Write out the listing below line for line, without changing any wording, and leave out any pictures.

* [Image layout annotations]
• • • •

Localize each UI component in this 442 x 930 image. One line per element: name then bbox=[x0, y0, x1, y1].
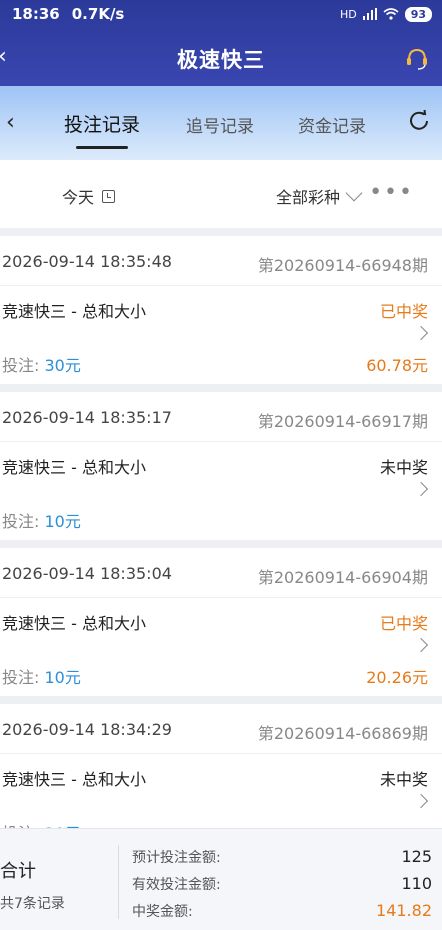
bet-record-header: 2026-09-14 18:35:48 第20260914-66948期 bbox=[0, 236, 442, 286]
bet-amount-label: 投注: bbox=[2, 356, 40, 375]
bet-record-header: 2026-09-14 18:35:04 第20260914-66904期 bbox=[0, 548, 442, 598]
summary-effective-row: 有效投注金额: 110 bbox=[132, 874, 432, 894]
effective-label: 有效投注金额: bbox=[132, 877, 221, 893]
bet-time: 2026-09-14 18:35:17 bbox=[2, 408, 172, 427]
bet-period: 第20260914-66917期 bbox=[257, 412, 428, 431]
summary-footer: 合计 共7条记录 预计投注金额: 125 有效投注金额: 110 中奖金额: 1… bbox=[0, 828, 442, 930]
bet-amount-line: 投注: 10元 bbox=[2, 664, 81, 688]
bet-amount-line: 投注: 10元 bbox=[2, 508, 81, 532]
refresh-icon[interactable] bbox=[406, 108, 432, 134]
bet-record[interactable]: 2026-09-14 18:35:48 第20260914-66948期 竞速快… bbox=[0, 236, 442, 384]
bet-record-header: 2026-09-14 18:34:29 第20260914-66869期 bbox=[0, 704, 442, 754]
bet-game-name: 竞速快三 - 总和大小 bbox=[2, 458, 146, 477]
filter-bar: 今天 全部彩种 ••• bbox=[0, 160, 442, 228]
chevron-right-icon bbox=[413, 793, 429, 809]
expected-value: 125 bbox=[401, 847, 432, 866]
signal-bars-icon bbox=[362, 8, 377, 20]
bet-status: 已中奖 bbox=[379, 614, 428, 633]
bet-game-name: 竞速快三 - 总和大小 bbox=[2, 770, 146, 789]
bet-amount-label: 投注: bbox=[2, 512, 40, 531]
bet-game-name: 竞速快三 - 总和大小 bbox=[2, 302, 146, 321]
bet-amount: 30元 bbox=[44, 356, 81, 375]
bet-prize: 60.78元 bbox=[366, 356, 428, 375]
bet-status: 已中奖 bbox=[379, 302, 428, 321]
active-tab-indicator bbox=[76, 146, 128, 149]
lottery-filter-label: 全部彩种 bbox=[276, 188, 341, 207]
summary-title: 合计 bbox=[0, 861, 36, 882]
summary-count: 共7条记录 bbox=[0, 896, 65, 912]
bet-status: 未中奖 bbox=[379, 458, 428, 477]
prize-label: 中奖金额: bbox=[132, 904, 193, 920]
bet-amount-line: 投注: 30元 bbox=[2, 352, 81, 376]
wifi-icon bbox=[383, 8, 399, 20]
bet-period: 第20260914-66948期 bbox=[257, 256, 428, 275]
bet-status: 未中奖 bbox=[379, 770, 428, 789]
tab-bet-records[interactable]: 投注记录 bbox=[64, 110, 140, 137]
more-icon[interactable]: ••• bbox=[369, 180, 414, 205]
status-bar: 18:36 0.7K/s HD 93 bbox=[12, 4, 432, 24]
record-tabs: ‹ 投注记录 追号记录 资金记录 bbox=[0, 86, 442, 160]
summary-divider bbox=[118, 845, 119, 919]
chevron-down-icon bbox=[345, 184, 363, 202]
status-time: 18:36 bbox=[12, 5, 60, 23]
bet-prize: 20.26元 bbox=[366, 668, 428, 687]
bet-period: 第20260914-66904期 bbox=[257, 568, 428, 587]
bet-time: 2026-09-14 18:34:29 bbox=[2, 720, 172, 739]
tab-fund-records[interactable]: 资金记录 bbox=[298, 112, 366, 137]
chevron-right-icon bbox=[413, 481, 429, 497]
bet-time: 2026-09-14 18:35:48 bbox=[2, 252, 172, 271]
bet-record[interactable]: 2026-09-14 18:35:17 第20260914-66917期 竞速快… bbox=[0, 392, 442, 540]
lottery-filter[interactable]: 全部彩种 bbox=[276, 184, 363, 208]
top-header: 18:36 0.7K/s HD 93 ‹ 极速快三 bbox=[0, 0, 442, 86]
tab-chase-records[interactable]: 追号记录 bbox=[186, 112, 254, 137]
bet-amount: 10元 bbox=[44, 668, 81, 687]
date-filter[interactable]: 今天 bbox=[62, 184, 116, 208]
battery-icon: 93 bbox=[404, 6, 432, 22]
bet-time: 2026-09-14 18:35:04 bbox=[2, 564, 172, 583]
bet-record-header: 2026-09-14 18:35:17 第20260914-66917期 bbox=[0, 392, 442, 442]
page-title: 极速快三 bbox=[177, 48, 265, 72]
bet-record[interactable]: 2026-09-14 18:35:04 第20260914-66904期 竞速快… bbox=[0, 548, 442, 696]
bet-game-name: 竞速快三 - 总和大小 bbox=[2, 614, 146, 633]
bet-period: 第20260914-66869期 bbox=[257, 724, 428, 743]
effective-value: 110 bbox=[401, 874, 432, 893]
chevron-right-icon bbox=[413, 325, 429, 341]
chevron-right-icon bbox=[413, 637, 429, 653]
customer-service-icon[interactable] bbox=[404, 46, 430, 72]
summary-prize-row: 中奖金额: 141.82 bbox=[132, 901, 432, 921]
clock-icon bbox=[102, 189, 116, 203]
summary-expected-row: 预计投注金额: 125 bbox=[132, 847, 432, 867]
date-filter-label: 今天 bbox=[62, 188, 95, 207]
prize-value: 141.82 bbox=[376, 901, 432, 920]
chevron-left-icon[interactable]: ‹ bbox=[6, 110, 15, 135]
status-speed: 0.7K/s bbox=[71, 5, 125, 23]
bet-amount: 10元 bbox=[44, 512, 81, 531]
expected-label: 预计投注金额: bbox=[132, 850, 221, 866]
bet-amount-label: 投注: bbox=[2, 668, 40, 687]
signal-icon: HD bbox=[339, 7, 357, 21]
bet-list: 2026-09-14 18:35:48 第20260914-66948期 竞速快… bbox=[0, 236, 442, 860]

• • • •

* [The output]
Localize each UI component in this 442 x 930 image. One line per element: name then bbox=[x0, y0, x1, y1].
bet-record-header: 2026-09-14 18:35:48 第20260914-66948期 bbox=[0, 236, 442, 286]
bet-amount-label: 投注: bbox=[2, 356, 40, 375]
bet-record-header: 2026-09-14 18:35:04 第20260914-66904期 bbox=[0, 548, 442, 598]
summary-effective-row: 有效投注金额: 110 bbox=[132, 874, 432, 894]
effective-label: 有效投注金额: bbox=[132, 877, 221, 893]
bet-time: 2026-09-14 18:35:17 bbox=[2, 408, 172, 427]
bet-period: 第20260914-66917期 bbox=[257, 412, 428, 431]
summary-footer: 合计 共7条记录 预计投注金额: 125 有效投注金额: 110 中奖金额: 1… bbox=[0, 828, 442, 930]
bet-amount-line: 投注: 10元 bbox=[2, 664, 81, 688]
bet-amount-line: 投注: 10元 bbox=[2, 508, 81, 532]
refresh-icon[interactable] bbox=[406, 108, 432, 134]
bet-record[interactable]: 2026-09-14 18:35:48 第20260914-66948期 竞速快… bbox=[0, 236, 442, 384]
bet-record-header: 2026-09-14 18:34:29 第20260914-66869期 bbox=[0, 704, 442, 754]
bet-game-name: 竞速快三 - 总和大小 bbox=[2, 458, 146, 477]
filter-bar: 今天 全部彩种 ••• bbox=[0, 160, 442, 228]
chevron-right-icon bbox=[413, 793, 429, 809]
expected-value: 125 bbox=[401, 847, 432, 866]
signal-bars-icon bbox=[362, 8, 377, 20]
bet-status: 已中奖 bbox=[379, 614, 428, 633]
bet-game-name: 竞速快三 - 总和大小 bbox=[2, 770, 146, 789]
bet-amount-label: 投注: bbox=[2, 512, 40, 531]
bet-game-name: 竞速快三 - 总和大小 bbox=[2, 302, 146, 321]
bet-amount: 30元 bbox=[44, 356, 81, 375]
bet-prize: 60.78元 bbox=[366, 356, 428, 375]
bet-status: 已中奖 bbox=[379, 302, 428, 321]
active-tab-indicator bbox=[76, 146, 128, 149]
lottery-filter-label: 全部彩种 bbox=[276, 188, 341, 207]
summary-title: 合计 bbox=[0, 861, 36, 882]
summary-count: 共7条记录 bbox=[0, 896, 65, 912]
bet-status: 未中奖 bbox=[379, 458, 428, 477]
prize-label: 中奖金额: bbox=[132, 904, 193, 920]
bet-amount-line: 投注: 30元 bbox=[2, 352, 81, 376]
wifi-icon bbox=[383, 8, 399, 20]
bet-period: 第20260914-66948期 bbox=[257, 256, 428, 275]
bet-status: 未中奖 bbox=[379, 770, 428, 789]
tab-bet-records[interactable]: 投注记录 bbox=[64, 110, 140, 137]
more-icon[interactable]: ••• bbox=[369, 180, 414, 205]
status-bar: 18:36 0.7K/s HD 93 bbox=[12, 4, 432, 24]
record-tabs: ‹ 投注记录 追号记录 资金记录 bbox=[0, 86, 442, 160]
summary-divider bbox=[118, 845, 119, 919]
chevron-down-icon bbox=[345, 184, 363, 202]
status-time: 18:36 bbox=[12, 5, 60, 23]
bet-prize: 20.26元 bbox=[366, 668, 428, 687]
bet-period: 第20260914-66904期 bbox=[257, 568, 428, 587]
bet-time: 2026-09-14 18:34:29 bbox=[2, 720, 172, 739]
tab-fund-records[interactable]: 资金记录 bbox=[298, 112, 366, 137]
chevron-right-icon bbox=[413, 481, 429, 497]
bet-time: 2026-09-14 18:35:48 bbox=[2, 252, 172, 271]
bet-record[interactable]: 2026-09-14 18:35:17 第20260914-66917期 竞速快… bbox=[0, 392, 442, 540]
lottery-filter[interactable]: 全部彩种 bbox=[276, 184, 363, 208]
top-header: 18:36 0.7K/s HD 93 ‹ 极速快三 bbox=[0, 0, 442, 86]
tab-chase-records[interactable]: 追号记录 bbox=[186, 112, 254, 137]
bet-amount: 10元 bbox=[44, 668, 81, 687]
date-filter[interactable]: 今天 bbox=[62, 184, 116, 208]
battery-icon: 93 bbox=[404, 6, 432, 22]
bet-time: 2026-09-14 18:35:04 bbox=[2, 564, 172, 583]
bet-record-header: 2026-09-14 18:35:17 第20260914-66917期 bbox=[0, 392, 442, 442]
page-title: 极速快三 bbox=[177, 48, 265, 72]
bet-record[interactable]: 2026-09-14 18:35:04 第20260914-66904期 竞速快… bbox=[0, 548, 442, 696]
bet-game-name: 竞速快三 - 总和大小 bbox=[2, 614, 146, 633]
bet-period: 第20260914-66869期 bbox=[257, 724, 428, 743]
effective-value: 110 bbox=[401, 874, 432, 893]
chevron-right-icon bbox=[413, 325, 429, 341]
chevron-right-icon bbox=[413, 637, 429, 653]
customer-service-icon[interactable] bbox=[404, 46, 430, 72]
summary-prize-row: 中奖金额: 141.82 bbox=[132, 901, 432, 921]
clock-icon bbox=[102, 189, 116, 203]
summary-expected-row: 预计投注金额: 125 bbox=[132, 847, 432, 867]
date-filter-label: 今天 bbox=[62, 188, 95, 207]
prize-value: 141.82 bbox=[376, 901, 432, 920]
chevron-left-icon[interactable]: ‹ bbox=[6, 110, 15, 135]
status-speed: 0.7K/s bbox=[71, 5, 125, 23]
bet-amount: 10元 bbox=[44, 512, 81, 531]
expected-label: 预计投注金额: bbox=[132, 850, 221, 866]
bet-amount-label: 投注: bbox=[2, 668, 40, 687]
signal-icon: HD bbox=[339, 7, 357, 21]
bet-list: 2026-09-14 18:35:48 第20260914-66948期 竞速快… bbox=[0, 236, 442, 860]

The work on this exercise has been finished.